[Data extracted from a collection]
::::::
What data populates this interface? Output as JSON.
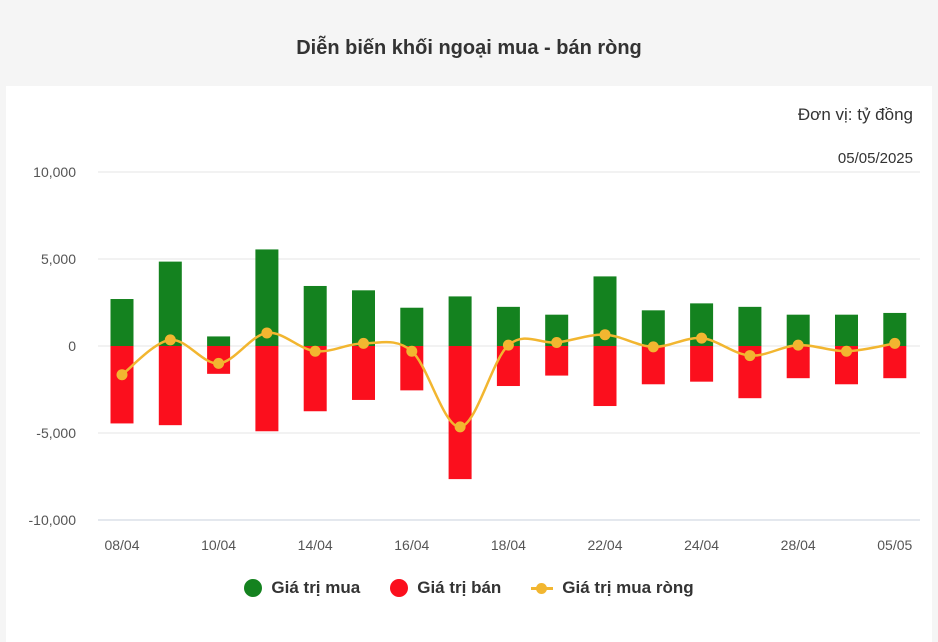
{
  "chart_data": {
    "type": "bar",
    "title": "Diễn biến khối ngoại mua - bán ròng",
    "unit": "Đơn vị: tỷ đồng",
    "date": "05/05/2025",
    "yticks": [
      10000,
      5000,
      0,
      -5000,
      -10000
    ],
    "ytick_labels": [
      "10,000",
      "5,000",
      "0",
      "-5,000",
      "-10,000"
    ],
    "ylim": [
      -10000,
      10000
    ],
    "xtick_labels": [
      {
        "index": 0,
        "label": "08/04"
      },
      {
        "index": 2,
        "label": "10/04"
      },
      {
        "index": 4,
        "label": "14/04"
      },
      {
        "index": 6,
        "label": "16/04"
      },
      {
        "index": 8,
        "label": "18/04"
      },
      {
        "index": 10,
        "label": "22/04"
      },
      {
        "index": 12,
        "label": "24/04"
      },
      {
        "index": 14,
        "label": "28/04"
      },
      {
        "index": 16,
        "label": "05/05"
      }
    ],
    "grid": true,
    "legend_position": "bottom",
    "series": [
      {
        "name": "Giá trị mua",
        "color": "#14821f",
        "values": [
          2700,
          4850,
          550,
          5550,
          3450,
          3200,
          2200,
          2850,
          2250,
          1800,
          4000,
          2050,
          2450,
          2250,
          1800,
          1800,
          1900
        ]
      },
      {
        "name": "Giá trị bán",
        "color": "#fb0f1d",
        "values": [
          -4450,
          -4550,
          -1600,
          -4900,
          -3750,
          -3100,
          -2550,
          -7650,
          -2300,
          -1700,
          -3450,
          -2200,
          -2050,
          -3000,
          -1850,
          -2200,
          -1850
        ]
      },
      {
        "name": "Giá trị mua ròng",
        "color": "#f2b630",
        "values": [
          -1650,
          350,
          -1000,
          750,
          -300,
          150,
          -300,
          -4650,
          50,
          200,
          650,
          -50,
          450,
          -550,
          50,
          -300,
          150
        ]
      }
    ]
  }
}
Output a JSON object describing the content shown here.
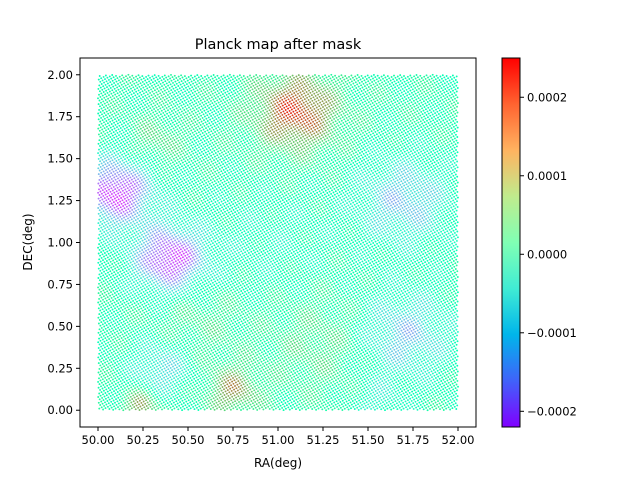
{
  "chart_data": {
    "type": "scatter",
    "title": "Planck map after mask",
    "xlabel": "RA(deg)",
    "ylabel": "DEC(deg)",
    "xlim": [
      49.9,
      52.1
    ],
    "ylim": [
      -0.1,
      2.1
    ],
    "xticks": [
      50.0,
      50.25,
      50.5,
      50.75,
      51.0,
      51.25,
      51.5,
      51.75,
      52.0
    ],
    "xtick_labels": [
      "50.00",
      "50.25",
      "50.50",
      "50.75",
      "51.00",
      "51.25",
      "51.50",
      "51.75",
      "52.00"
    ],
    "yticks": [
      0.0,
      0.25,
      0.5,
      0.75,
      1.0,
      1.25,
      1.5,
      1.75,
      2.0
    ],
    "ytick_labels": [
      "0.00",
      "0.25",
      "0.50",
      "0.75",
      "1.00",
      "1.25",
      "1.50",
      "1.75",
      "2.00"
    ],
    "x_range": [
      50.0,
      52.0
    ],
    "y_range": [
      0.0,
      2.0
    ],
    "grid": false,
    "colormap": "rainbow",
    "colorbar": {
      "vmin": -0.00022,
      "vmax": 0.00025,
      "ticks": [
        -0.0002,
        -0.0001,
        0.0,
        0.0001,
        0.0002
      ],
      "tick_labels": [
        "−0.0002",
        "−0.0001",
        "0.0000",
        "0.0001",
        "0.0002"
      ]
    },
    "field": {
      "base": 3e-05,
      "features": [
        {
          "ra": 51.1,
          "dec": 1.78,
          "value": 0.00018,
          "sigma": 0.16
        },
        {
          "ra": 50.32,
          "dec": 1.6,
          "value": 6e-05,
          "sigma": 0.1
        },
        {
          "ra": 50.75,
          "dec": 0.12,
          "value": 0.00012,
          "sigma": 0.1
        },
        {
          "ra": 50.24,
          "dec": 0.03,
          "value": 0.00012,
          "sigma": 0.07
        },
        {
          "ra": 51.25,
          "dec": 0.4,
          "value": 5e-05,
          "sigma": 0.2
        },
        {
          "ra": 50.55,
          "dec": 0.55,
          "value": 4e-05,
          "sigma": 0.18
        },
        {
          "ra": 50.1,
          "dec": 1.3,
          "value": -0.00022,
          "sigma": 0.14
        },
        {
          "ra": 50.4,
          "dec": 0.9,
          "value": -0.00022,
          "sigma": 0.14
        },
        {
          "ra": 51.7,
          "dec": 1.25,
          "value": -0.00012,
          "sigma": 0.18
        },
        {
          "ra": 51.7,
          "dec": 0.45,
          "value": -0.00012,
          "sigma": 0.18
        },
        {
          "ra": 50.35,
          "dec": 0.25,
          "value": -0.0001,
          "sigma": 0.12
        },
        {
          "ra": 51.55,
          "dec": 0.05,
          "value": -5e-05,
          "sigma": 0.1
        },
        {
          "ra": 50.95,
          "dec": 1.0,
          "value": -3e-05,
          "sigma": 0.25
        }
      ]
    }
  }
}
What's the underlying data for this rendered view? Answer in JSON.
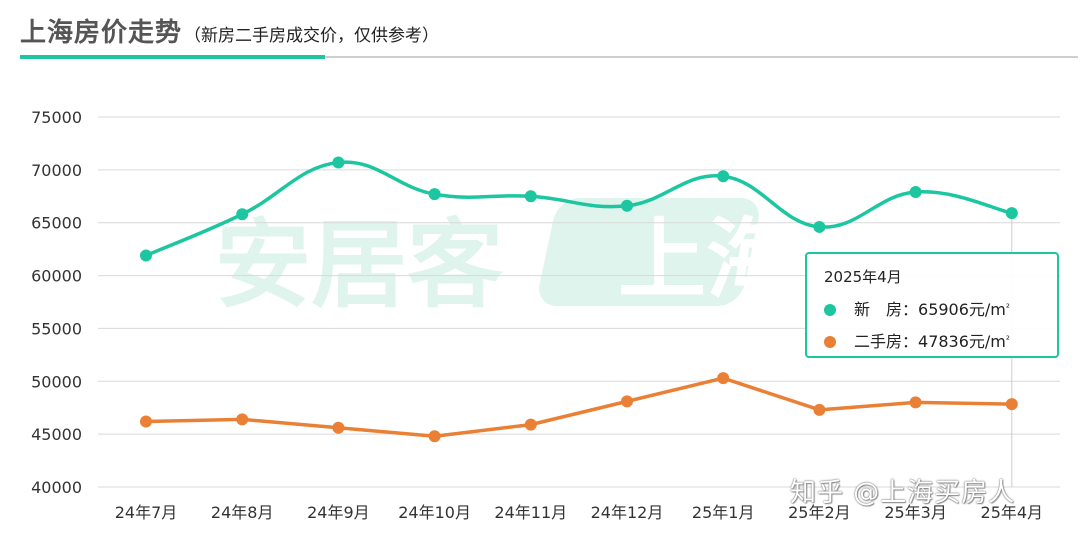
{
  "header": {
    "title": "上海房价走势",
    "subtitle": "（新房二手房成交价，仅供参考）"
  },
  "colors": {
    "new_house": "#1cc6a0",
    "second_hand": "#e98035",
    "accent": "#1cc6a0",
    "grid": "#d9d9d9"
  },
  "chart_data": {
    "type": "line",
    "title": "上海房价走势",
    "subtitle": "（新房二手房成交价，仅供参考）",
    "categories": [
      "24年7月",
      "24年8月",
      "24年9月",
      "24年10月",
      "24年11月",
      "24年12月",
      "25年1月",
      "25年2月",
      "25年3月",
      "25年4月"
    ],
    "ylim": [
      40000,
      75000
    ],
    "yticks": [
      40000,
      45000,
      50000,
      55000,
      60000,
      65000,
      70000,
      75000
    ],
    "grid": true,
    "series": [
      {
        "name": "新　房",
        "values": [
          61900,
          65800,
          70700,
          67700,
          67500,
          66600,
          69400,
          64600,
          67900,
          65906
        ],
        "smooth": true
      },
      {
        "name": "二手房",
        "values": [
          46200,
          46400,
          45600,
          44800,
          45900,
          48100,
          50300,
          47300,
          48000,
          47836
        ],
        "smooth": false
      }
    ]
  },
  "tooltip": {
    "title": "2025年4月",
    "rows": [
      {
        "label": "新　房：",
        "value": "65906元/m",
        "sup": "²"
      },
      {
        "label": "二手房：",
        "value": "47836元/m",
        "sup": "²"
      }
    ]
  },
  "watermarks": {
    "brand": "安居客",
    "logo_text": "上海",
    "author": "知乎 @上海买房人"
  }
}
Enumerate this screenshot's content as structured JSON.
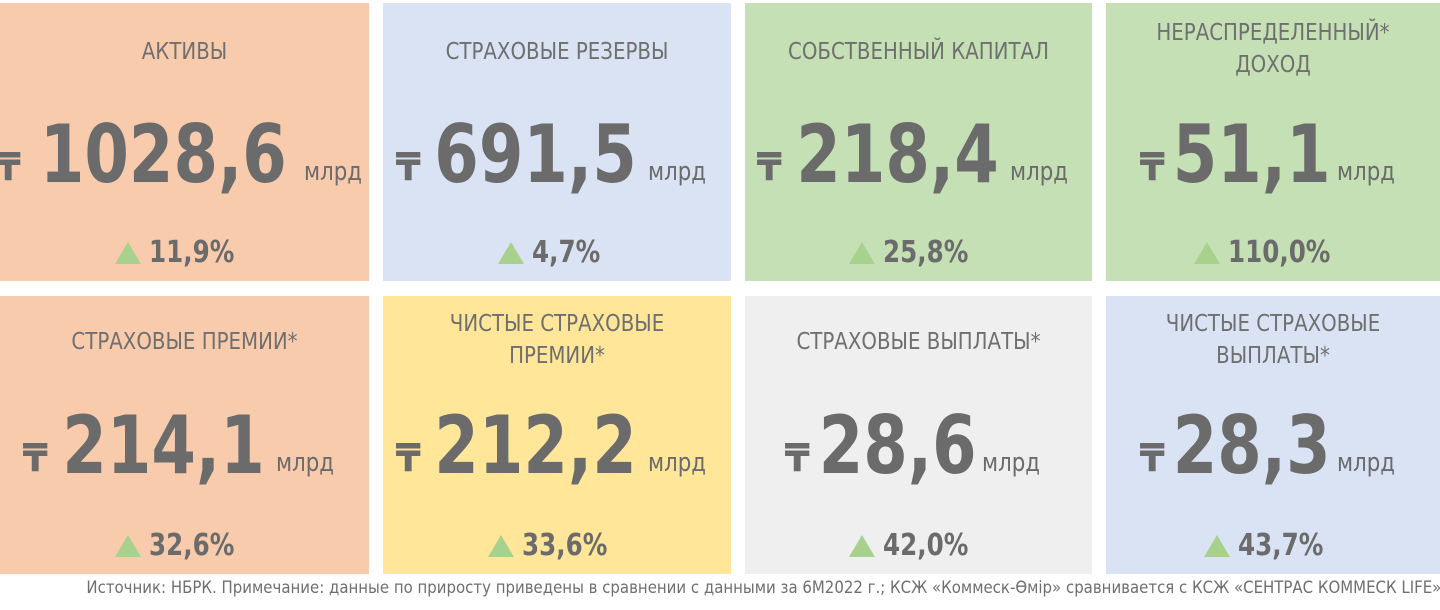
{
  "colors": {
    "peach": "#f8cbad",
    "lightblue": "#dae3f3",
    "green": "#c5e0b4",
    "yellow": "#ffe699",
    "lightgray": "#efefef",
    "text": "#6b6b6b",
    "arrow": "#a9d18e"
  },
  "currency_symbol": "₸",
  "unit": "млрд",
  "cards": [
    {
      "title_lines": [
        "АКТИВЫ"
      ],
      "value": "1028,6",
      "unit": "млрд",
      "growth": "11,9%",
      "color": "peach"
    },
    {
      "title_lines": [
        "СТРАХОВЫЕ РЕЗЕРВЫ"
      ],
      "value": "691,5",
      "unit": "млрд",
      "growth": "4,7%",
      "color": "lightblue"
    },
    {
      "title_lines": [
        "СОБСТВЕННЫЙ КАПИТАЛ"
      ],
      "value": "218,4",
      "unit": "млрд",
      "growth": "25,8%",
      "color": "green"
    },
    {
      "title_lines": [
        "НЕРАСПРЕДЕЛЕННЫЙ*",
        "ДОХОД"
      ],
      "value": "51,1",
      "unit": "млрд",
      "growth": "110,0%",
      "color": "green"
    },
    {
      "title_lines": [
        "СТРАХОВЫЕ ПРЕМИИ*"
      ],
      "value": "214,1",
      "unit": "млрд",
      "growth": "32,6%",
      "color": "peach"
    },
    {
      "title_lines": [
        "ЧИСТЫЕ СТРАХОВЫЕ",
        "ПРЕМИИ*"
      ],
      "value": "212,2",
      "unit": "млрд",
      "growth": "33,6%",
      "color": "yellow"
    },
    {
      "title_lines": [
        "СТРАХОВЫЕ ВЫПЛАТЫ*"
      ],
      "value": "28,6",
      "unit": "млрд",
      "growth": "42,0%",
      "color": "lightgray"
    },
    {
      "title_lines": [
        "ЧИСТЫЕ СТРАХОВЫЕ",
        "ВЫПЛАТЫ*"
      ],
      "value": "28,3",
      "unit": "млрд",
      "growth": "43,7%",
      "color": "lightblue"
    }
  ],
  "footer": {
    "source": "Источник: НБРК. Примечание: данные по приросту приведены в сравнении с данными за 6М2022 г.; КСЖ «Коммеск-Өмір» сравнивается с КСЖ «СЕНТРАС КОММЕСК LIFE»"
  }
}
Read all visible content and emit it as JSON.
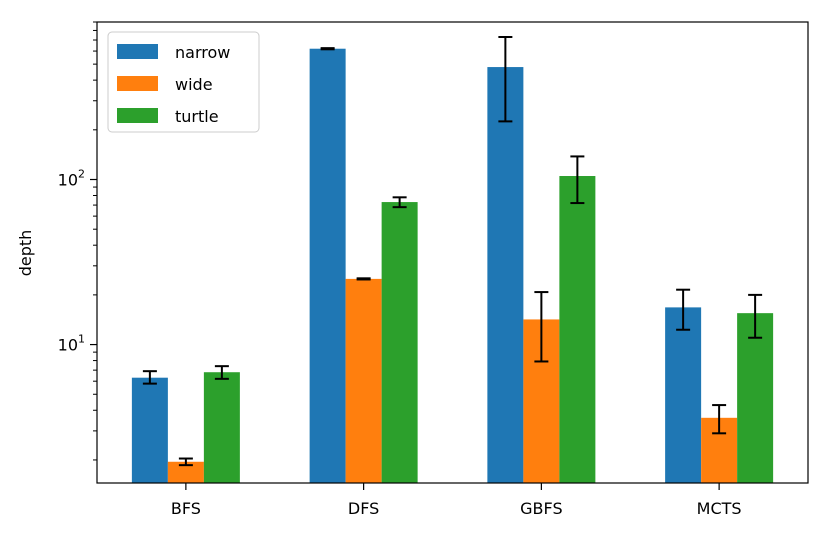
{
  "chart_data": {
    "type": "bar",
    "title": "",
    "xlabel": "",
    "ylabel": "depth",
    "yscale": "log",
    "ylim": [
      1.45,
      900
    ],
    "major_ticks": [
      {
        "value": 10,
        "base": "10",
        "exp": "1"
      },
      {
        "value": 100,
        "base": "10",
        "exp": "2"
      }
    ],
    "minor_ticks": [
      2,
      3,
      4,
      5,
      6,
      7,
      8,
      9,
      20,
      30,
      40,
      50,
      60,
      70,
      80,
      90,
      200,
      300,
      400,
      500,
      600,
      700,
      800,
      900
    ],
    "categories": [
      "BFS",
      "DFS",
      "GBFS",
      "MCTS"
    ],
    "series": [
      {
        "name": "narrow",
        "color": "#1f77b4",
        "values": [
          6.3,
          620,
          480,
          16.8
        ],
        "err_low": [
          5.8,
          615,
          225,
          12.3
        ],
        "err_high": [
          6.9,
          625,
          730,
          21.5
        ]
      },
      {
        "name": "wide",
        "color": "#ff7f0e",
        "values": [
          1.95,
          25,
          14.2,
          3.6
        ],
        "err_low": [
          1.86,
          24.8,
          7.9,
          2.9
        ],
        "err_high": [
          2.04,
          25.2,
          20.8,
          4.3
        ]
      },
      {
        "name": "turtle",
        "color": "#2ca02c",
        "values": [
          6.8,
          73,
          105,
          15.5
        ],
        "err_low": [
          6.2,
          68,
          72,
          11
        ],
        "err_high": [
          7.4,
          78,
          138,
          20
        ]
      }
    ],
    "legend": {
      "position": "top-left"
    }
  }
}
::::::
* [Written exercise] Reply with the number of lines in the data that include the string "subtitle" and nothing else.

* [Result of the exercise] 2